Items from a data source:
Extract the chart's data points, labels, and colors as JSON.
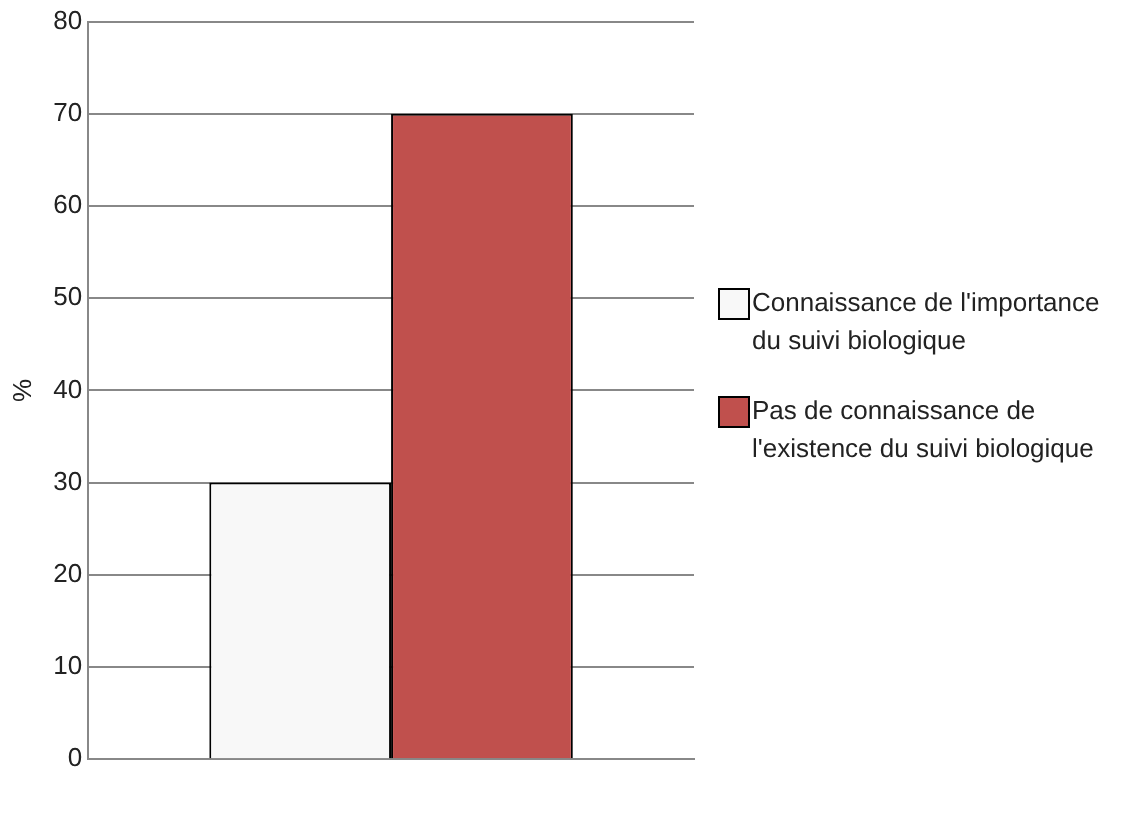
{
  "chart_data": {
    "type": "bar",
    "ylabel": "%",
    "categories": [
      null
    ],
    "series": [
      {
        "name": "Connaissance de l'importance du suivi biologique",
        "color": "#f8f8f8",
        "values": [
          30
        ]
      },
      {
        "name": "Pas de connaissance de l'existence du suivi biologique",
        "color": "#c0504d",
        "values": [
          70
        ]
      }
    ],
    "ylim": [
      0,
      80
    ],
    "yticks": [
      0,
      10,
      20,
      30,
      40,
      50,
      60,
      70,
      80
    ],
    "grid": "y",
    "legend": "right"
  }
}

◆ **Short exercise**: Report the count of lines in the entries that contain the string "suivi", and nothing besides it.

◆ **Exercise response**: 2